(Saved entries)
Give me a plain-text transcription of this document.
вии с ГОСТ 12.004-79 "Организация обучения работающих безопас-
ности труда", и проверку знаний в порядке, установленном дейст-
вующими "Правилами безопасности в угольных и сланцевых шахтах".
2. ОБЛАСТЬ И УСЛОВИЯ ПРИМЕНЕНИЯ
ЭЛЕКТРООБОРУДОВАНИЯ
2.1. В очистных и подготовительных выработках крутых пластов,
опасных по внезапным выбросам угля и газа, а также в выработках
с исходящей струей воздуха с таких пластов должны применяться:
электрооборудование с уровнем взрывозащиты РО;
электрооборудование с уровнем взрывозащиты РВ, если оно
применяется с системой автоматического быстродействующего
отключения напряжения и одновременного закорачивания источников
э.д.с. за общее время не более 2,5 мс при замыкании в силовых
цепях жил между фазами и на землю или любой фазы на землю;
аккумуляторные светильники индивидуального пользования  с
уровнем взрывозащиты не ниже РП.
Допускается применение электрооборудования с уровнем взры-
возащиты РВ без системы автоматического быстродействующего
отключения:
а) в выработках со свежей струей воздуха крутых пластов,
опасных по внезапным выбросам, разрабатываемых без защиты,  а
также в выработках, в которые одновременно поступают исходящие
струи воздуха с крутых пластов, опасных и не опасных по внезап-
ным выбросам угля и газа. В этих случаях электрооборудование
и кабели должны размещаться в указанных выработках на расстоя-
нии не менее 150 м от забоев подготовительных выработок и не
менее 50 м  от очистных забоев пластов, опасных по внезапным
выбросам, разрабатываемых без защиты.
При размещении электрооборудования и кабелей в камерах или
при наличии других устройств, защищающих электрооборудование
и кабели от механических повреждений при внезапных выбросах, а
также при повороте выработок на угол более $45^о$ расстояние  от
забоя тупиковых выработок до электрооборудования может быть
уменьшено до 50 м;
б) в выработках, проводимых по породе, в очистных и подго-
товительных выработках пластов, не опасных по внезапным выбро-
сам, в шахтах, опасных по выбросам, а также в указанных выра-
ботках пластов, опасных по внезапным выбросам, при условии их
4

▸ What you are asked to do
Collect, from the material above, every line containing the word "уровнем".

▸ Result for this exercise
электрооборудование с уровнем взрывозащиты РО;
электрооборудование с уровнем взрывозащиты РВ, если оно
уровнем взрывозащиты не ниже РП.
Допускается применение электрооборудования с уровнем взры-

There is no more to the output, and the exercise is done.